**TO BE DONE:** Determine how many lines of the records include "color", and answer with the number alone.

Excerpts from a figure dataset
+---+

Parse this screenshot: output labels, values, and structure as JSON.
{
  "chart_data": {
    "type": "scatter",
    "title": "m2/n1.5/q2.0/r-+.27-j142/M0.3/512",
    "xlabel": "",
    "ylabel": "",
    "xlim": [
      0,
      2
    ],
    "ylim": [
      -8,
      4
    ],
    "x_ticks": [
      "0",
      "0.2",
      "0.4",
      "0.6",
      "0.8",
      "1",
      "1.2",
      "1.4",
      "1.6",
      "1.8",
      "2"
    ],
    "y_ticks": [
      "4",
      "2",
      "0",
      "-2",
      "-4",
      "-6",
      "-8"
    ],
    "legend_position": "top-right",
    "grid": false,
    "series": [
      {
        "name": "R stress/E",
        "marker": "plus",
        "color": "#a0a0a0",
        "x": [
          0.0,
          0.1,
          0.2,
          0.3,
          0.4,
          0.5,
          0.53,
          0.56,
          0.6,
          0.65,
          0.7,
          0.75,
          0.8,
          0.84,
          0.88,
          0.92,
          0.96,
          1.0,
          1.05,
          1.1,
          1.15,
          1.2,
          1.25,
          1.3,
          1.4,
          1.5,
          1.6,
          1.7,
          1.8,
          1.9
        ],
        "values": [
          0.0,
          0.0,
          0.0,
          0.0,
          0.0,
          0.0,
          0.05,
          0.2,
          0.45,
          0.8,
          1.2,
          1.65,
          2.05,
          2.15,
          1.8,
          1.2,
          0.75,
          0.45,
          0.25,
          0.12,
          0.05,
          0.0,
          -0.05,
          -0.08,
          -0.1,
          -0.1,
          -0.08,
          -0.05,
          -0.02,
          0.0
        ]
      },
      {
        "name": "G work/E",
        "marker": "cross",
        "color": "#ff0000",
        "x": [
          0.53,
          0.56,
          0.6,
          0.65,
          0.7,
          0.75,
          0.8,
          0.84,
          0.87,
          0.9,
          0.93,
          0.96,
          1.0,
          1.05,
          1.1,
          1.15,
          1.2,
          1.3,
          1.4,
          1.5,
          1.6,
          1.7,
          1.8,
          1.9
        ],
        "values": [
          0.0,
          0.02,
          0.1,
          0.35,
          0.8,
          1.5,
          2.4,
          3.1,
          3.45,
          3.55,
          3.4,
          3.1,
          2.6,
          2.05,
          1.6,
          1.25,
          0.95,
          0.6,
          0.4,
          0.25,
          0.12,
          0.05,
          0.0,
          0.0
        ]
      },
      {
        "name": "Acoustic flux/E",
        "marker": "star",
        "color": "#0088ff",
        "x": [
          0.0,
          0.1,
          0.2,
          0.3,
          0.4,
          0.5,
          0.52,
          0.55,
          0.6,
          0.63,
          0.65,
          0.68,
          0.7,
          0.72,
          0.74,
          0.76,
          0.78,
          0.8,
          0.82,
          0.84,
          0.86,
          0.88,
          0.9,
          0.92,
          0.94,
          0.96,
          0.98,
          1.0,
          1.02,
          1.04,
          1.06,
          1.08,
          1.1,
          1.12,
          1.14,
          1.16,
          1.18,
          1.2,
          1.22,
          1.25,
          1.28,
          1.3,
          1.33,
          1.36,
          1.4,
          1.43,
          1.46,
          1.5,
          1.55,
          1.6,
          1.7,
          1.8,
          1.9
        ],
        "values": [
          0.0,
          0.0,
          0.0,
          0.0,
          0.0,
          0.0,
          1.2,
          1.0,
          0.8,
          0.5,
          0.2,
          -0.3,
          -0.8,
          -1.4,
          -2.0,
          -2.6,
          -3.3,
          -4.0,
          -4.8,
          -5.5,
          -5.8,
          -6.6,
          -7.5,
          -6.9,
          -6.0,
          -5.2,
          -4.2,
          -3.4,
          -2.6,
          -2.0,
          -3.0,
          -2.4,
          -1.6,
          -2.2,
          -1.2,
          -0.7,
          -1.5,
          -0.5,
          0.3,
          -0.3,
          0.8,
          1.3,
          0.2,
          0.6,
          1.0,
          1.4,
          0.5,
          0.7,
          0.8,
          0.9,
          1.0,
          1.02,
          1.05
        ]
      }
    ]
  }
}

+---+

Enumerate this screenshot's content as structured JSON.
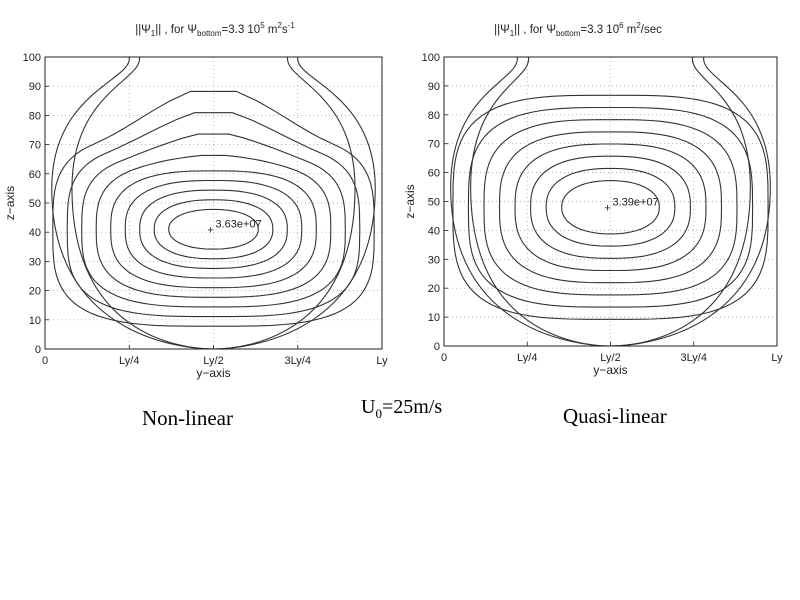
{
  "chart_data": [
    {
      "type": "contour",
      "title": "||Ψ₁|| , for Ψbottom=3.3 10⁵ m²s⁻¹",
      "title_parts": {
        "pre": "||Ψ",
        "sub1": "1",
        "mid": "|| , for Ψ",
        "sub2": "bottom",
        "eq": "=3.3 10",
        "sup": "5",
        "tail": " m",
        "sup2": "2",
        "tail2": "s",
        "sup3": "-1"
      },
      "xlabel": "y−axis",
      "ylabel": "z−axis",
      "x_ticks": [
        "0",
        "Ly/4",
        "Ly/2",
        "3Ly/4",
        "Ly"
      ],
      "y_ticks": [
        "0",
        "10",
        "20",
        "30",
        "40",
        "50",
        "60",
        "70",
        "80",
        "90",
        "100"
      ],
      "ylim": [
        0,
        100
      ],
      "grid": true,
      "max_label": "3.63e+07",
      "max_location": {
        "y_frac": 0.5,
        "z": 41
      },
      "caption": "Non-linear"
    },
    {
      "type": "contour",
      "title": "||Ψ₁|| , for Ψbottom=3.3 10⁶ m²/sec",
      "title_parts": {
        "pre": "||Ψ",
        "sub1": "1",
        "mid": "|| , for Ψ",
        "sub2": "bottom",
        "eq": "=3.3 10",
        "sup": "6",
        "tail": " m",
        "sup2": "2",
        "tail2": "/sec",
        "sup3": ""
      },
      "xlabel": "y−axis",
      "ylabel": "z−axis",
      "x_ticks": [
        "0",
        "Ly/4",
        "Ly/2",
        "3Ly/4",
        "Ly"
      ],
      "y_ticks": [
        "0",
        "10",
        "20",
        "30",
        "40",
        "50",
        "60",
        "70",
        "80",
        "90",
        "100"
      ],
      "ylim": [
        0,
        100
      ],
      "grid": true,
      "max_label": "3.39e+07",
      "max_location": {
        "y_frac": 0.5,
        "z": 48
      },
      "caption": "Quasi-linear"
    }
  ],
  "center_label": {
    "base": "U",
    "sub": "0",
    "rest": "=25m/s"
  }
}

+---+

**REPLY:** 3